→ WHAT TO PRODUCE
Work out how many lines hold the string "this". Give that number and nothing more.

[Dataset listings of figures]

┌────────

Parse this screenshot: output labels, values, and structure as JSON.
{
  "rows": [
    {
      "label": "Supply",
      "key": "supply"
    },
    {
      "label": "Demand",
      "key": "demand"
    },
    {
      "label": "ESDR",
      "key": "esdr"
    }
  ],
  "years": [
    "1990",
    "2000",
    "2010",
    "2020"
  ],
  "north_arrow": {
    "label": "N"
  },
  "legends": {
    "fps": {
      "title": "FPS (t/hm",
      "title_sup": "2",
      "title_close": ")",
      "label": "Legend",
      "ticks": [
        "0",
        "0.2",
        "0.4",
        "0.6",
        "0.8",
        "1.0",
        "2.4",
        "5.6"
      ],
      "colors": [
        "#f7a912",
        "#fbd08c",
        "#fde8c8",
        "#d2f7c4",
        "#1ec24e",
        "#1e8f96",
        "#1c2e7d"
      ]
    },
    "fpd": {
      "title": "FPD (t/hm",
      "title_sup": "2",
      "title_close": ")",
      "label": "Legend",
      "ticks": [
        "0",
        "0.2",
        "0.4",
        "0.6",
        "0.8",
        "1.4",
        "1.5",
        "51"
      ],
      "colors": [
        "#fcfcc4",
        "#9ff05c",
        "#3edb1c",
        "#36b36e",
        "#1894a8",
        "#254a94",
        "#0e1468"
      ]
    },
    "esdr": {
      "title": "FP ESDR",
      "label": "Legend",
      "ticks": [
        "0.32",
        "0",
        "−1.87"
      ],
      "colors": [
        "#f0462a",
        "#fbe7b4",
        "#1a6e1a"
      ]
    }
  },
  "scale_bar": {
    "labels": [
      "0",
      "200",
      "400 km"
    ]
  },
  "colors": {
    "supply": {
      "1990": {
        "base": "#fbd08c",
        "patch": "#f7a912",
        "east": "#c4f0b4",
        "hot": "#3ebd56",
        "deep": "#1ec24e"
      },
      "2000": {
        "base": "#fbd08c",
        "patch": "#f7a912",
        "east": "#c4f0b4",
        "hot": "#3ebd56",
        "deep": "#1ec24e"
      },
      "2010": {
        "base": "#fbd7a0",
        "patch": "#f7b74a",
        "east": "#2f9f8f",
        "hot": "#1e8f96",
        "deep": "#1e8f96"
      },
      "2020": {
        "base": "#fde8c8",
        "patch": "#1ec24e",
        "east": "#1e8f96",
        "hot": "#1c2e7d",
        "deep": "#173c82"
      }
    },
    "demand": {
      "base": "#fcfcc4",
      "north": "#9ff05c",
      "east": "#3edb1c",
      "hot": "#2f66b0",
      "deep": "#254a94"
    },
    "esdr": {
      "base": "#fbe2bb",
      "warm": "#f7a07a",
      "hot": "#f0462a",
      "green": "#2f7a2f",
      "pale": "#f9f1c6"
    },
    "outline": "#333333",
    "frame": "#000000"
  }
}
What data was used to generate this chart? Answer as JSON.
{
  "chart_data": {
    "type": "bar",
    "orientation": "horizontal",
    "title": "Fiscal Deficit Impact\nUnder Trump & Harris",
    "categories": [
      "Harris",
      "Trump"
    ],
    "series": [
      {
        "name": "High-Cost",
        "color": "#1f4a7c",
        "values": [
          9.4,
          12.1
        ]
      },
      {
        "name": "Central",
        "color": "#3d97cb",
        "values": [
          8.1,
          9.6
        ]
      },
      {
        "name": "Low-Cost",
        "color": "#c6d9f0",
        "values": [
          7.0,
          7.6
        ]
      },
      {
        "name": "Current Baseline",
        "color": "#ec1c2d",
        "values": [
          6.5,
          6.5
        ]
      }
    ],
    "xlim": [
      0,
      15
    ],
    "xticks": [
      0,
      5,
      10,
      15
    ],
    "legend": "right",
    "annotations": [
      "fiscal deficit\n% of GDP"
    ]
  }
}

└────────

→ SOLUTION BELOW
2